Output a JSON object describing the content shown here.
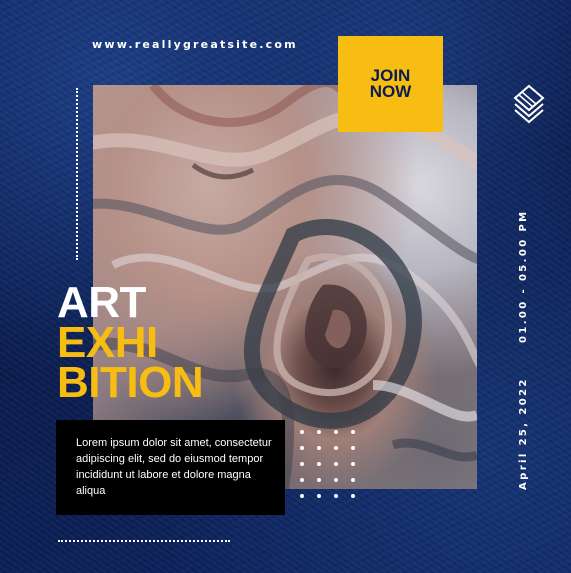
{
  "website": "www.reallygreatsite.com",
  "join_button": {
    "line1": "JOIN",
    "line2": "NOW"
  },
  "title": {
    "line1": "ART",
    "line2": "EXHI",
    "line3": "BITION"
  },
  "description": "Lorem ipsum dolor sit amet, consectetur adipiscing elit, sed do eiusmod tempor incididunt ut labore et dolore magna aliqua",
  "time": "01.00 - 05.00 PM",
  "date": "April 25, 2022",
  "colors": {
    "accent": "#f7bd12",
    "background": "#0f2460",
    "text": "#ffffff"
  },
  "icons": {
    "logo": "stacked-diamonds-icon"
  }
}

::::::::::

THE EXERCISE →
Leave every image out, and retype the material exactly.

OUTPUT FOR THIS TASK →
Output a JSON object describing the content shown here.
{
  "website": "www.reallygreatsite.com",
  "join_button": {
    "line1": "JOIN",
    "line2": "NOW"
  },
  "title": {
    "line1": "ART",
    "line2": "EXHI",
    "line3": "BITION"
  },
  "description": "Lorem ipsum dolor sit amet, consectetur adipiscing elit, sed do eiusmod tempor incididunt ut labore et dolore magna aliqua",
  "time": "01.00 - 05.00 PM",
  "date": "April 25, 2022",
  "colors": {
    "accent": "#f7bd12",
    "background": "#0f2460",
    "text": "#ffffff"
  },
  "icons": {
    "logo": "stacked-diamonds-icon"
  }
}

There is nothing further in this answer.